■ GIVEN EXERCISE
Scan the data that follows and count the lines with the string "Комплексное"; answer with the count alone.

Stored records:

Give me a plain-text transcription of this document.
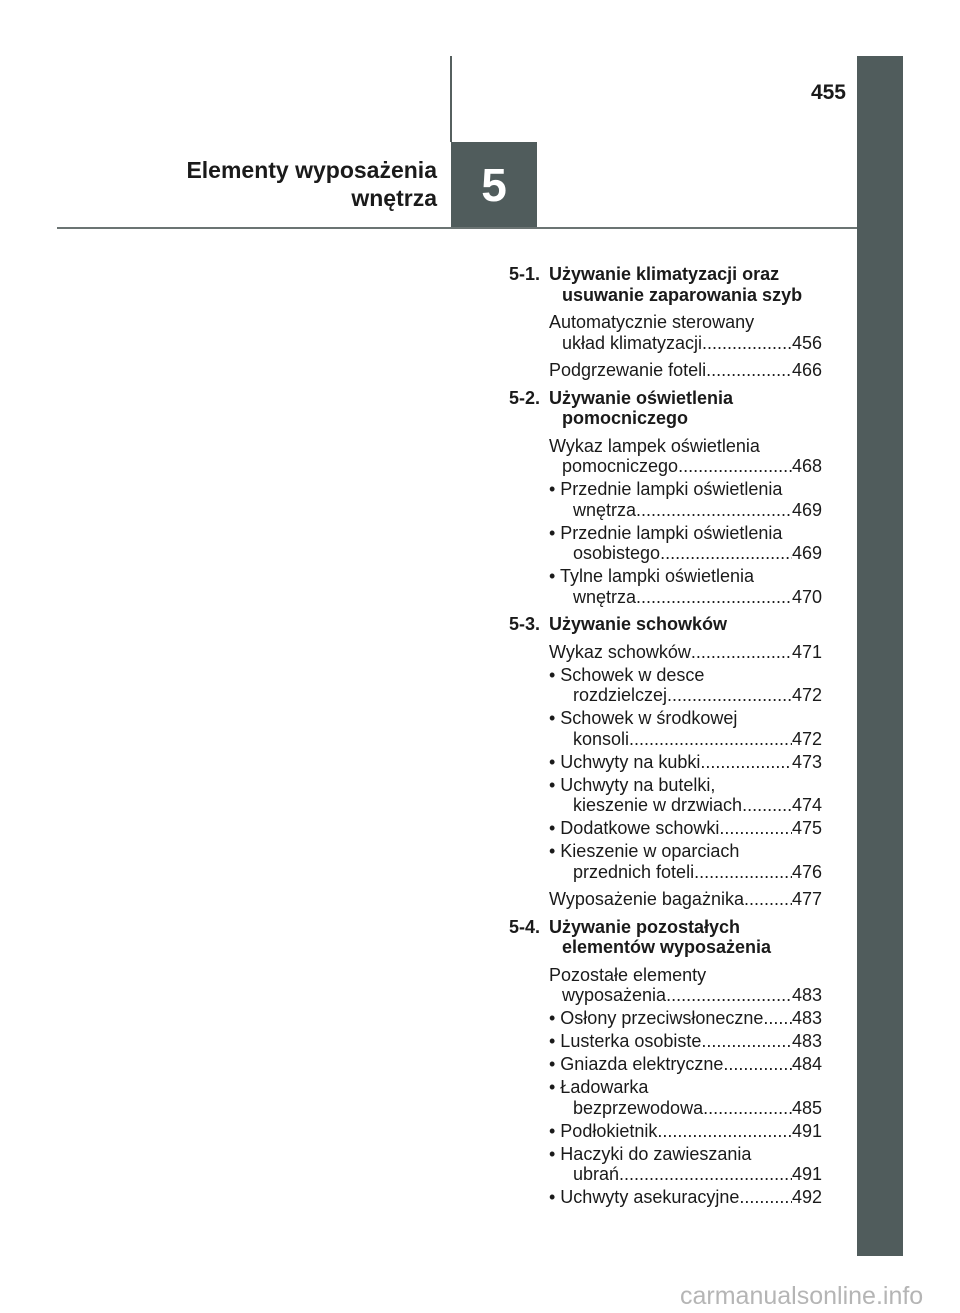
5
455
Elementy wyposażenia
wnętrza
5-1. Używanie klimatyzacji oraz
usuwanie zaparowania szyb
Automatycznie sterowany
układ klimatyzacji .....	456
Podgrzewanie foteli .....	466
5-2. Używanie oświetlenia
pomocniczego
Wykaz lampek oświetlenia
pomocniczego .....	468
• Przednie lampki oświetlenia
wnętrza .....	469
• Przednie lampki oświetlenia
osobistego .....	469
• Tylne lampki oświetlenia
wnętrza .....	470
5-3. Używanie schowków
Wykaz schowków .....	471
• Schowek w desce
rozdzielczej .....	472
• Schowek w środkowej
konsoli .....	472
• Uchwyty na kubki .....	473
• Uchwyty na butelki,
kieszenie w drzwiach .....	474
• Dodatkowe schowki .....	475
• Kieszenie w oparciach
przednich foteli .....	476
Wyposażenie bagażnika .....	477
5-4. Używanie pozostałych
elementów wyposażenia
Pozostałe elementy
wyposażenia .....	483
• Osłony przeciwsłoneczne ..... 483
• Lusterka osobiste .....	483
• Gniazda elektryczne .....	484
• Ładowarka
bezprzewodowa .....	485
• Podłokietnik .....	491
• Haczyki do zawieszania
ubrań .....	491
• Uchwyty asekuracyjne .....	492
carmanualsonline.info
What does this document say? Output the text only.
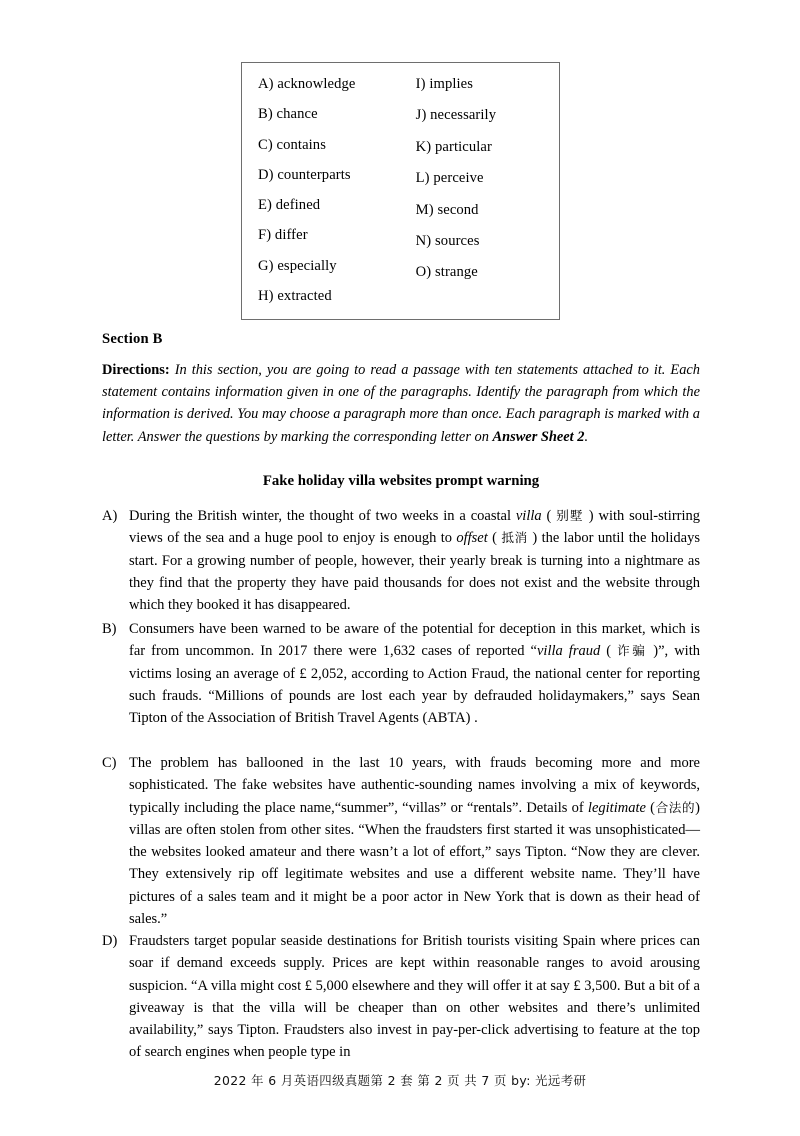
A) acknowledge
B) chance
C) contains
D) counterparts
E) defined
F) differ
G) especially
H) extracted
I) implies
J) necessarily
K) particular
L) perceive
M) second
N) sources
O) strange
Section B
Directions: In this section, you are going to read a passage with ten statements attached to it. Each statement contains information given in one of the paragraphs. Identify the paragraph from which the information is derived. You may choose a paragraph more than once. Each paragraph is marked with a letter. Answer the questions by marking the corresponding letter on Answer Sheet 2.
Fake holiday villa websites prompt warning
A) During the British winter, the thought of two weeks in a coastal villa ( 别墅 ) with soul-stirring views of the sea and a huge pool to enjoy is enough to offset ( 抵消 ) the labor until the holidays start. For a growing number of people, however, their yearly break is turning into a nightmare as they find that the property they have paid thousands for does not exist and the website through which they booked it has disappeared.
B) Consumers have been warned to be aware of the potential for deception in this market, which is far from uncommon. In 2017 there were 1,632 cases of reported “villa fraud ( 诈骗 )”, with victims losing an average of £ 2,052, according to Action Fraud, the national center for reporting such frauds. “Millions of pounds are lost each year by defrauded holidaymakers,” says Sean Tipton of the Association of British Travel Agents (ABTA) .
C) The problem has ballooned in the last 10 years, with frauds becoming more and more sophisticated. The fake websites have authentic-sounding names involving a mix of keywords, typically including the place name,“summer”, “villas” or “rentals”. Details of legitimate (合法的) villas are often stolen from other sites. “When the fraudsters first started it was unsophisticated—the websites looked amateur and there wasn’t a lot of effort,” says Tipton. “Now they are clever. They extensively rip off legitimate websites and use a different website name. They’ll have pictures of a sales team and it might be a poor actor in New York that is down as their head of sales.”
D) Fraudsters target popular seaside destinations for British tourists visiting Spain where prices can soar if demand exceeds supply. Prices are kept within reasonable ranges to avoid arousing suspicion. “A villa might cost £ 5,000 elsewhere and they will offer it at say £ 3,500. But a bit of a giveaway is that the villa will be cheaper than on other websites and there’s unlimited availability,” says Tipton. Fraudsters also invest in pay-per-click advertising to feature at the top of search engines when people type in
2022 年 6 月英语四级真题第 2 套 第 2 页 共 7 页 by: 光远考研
* * *
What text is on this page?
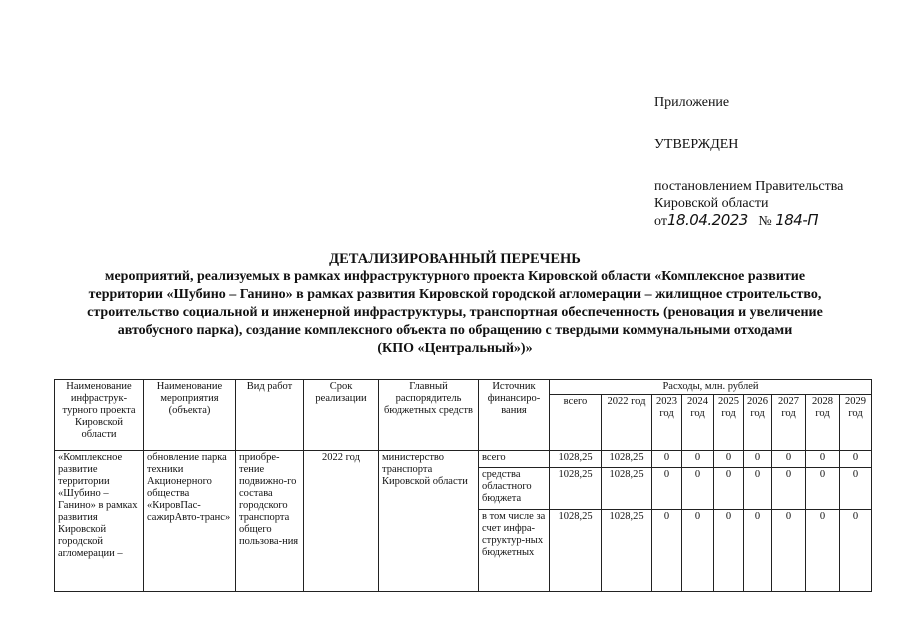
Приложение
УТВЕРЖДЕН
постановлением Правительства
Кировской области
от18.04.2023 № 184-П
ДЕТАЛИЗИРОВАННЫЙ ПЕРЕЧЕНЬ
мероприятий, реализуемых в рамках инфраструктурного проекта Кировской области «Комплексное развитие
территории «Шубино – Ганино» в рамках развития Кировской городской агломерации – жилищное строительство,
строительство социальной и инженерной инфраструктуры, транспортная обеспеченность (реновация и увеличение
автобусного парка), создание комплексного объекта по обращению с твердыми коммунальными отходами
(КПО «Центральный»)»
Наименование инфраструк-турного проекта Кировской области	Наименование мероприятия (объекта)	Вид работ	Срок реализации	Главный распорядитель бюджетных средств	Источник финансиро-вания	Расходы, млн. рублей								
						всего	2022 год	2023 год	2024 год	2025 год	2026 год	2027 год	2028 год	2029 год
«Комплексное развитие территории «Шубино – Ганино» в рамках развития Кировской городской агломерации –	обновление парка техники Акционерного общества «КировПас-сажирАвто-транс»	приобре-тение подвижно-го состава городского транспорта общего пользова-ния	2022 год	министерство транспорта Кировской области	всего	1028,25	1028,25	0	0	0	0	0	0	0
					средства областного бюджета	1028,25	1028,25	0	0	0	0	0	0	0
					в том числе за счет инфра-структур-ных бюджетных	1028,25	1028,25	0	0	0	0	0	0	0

■ RESULT FOR THIS EXERCISE
2